Requirement — Find all lines below containing the string "Length" and return them.
+ + + + + + +
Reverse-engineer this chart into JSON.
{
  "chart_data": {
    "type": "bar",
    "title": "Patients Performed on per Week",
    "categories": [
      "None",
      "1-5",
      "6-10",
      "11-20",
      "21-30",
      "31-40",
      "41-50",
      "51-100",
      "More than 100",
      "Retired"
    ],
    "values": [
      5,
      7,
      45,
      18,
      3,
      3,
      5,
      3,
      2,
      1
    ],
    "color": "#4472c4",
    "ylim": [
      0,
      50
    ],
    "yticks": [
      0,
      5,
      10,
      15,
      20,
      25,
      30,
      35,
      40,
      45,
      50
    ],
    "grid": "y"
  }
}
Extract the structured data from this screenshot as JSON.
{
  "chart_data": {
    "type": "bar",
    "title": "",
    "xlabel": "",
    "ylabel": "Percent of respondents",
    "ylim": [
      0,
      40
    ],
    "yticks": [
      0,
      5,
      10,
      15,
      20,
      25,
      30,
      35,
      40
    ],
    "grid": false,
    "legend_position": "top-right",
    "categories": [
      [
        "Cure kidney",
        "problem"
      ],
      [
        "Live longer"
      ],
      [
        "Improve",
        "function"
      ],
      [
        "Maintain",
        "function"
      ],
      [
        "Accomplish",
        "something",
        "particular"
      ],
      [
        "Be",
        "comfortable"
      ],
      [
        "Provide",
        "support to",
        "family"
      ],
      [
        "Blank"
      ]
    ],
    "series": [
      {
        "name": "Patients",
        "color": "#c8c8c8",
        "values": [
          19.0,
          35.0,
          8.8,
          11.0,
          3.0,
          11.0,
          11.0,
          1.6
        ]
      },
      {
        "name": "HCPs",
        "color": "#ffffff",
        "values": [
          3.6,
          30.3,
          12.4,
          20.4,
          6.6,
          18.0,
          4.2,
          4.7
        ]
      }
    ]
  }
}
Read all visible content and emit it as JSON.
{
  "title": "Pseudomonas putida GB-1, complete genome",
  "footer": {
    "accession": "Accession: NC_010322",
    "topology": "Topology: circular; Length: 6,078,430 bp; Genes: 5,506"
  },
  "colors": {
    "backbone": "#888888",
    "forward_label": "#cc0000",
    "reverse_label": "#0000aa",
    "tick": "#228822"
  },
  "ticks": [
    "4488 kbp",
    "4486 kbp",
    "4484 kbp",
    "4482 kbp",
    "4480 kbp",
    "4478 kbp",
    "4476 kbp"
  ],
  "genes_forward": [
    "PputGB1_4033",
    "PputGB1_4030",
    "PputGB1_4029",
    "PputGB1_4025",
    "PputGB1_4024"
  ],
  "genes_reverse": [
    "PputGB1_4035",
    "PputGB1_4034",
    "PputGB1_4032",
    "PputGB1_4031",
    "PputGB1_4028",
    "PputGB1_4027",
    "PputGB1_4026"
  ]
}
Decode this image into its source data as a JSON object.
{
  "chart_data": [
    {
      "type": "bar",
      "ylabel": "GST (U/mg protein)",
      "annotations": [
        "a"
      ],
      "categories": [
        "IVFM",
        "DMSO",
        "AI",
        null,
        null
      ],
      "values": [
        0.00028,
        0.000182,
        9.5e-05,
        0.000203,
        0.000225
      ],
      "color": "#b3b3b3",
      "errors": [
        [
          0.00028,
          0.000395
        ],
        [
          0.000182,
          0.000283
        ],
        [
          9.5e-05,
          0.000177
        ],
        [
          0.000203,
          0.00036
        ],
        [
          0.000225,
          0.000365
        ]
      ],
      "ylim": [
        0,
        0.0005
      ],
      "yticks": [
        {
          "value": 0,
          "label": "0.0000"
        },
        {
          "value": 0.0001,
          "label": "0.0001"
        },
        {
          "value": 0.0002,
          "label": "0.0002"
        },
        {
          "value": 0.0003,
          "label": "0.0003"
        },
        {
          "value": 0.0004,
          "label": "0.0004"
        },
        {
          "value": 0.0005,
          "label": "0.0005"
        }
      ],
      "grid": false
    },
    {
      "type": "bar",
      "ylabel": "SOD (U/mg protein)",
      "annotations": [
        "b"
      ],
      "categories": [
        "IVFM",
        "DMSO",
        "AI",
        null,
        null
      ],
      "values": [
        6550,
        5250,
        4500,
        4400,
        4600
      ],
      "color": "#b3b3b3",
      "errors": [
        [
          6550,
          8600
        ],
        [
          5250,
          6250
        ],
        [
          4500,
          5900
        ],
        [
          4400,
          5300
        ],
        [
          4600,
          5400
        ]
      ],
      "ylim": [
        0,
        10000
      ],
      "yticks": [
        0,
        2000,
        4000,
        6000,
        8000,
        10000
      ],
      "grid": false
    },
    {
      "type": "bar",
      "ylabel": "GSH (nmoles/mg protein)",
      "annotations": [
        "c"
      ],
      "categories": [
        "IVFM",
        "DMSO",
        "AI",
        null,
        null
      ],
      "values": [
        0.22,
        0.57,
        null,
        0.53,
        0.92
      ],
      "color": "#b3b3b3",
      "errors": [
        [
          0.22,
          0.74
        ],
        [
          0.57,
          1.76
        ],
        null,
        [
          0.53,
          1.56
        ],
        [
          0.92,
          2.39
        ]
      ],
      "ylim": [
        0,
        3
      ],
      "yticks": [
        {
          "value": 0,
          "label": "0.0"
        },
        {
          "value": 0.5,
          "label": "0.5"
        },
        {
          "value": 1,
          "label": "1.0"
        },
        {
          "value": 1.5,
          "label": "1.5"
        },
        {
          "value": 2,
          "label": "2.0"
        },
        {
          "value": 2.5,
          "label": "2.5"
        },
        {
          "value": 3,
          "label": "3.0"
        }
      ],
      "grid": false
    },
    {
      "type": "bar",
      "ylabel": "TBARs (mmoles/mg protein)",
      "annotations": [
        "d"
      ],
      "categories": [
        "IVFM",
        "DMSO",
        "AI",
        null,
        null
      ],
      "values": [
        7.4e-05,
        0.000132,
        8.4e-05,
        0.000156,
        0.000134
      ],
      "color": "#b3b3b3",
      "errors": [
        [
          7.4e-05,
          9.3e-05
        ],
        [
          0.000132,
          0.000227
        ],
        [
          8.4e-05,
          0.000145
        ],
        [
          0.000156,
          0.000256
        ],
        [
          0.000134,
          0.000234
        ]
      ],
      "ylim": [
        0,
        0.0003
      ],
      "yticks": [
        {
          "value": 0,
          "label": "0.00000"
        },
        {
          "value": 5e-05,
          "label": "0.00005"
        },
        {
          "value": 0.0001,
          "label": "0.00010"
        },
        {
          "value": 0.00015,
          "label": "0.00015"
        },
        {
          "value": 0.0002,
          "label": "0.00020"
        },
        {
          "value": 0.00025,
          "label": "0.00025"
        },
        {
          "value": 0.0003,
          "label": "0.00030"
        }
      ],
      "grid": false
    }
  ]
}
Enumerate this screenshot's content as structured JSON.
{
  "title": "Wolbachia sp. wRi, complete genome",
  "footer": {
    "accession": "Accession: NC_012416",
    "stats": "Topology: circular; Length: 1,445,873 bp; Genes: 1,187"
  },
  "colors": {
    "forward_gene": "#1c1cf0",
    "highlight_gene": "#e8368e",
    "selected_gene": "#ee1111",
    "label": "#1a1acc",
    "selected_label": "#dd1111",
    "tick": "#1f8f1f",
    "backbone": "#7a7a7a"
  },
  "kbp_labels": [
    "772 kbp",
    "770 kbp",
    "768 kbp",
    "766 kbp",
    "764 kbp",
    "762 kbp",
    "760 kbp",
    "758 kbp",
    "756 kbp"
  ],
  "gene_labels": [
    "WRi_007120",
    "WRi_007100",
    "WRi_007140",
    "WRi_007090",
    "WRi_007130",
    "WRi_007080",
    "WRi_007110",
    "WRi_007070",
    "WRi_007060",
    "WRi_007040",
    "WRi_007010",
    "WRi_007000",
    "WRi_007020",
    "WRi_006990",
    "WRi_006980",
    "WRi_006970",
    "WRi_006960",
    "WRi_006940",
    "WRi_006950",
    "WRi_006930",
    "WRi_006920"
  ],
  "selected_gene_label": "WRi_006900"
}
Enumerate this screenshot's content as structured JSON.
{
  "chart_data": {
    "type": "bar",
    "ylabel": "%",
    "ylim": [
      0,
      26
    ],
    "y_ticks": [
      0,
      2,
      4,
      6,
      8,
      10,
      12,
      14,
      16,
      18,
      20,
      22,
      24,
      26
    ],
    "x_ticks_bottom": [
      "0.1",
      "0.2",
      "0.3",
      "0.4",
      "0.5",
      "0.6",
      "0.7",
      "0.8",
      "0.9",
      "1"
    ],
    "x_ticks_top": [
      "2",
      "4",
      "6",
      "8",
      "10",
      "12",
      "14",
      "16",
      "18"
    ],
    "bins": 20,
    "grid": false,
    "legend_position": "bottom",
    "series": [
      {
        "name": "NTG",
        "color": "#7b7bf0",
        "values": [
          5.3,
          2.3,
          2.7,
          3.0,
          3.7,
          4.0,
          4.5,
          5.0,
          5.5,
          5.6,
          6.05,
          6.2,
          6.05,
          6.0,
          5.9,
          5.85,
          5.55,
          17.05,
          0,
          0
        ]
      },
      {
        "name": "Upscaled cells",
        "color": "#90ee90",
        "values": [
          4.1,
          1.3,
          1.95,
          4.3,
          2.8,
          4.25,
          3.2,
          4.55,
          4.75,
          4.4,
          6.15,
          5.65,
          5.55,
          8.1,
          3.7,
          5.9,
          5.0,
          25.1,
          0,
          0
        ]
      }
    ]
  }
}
+ + + + + + +
Task output —
    "topology": "Topology: circular; Length: 6,078,430 bp; Genes: 5,506"
    "stats": "Topology: circular; Length: 1,445,873 bp; Genes: 1,187"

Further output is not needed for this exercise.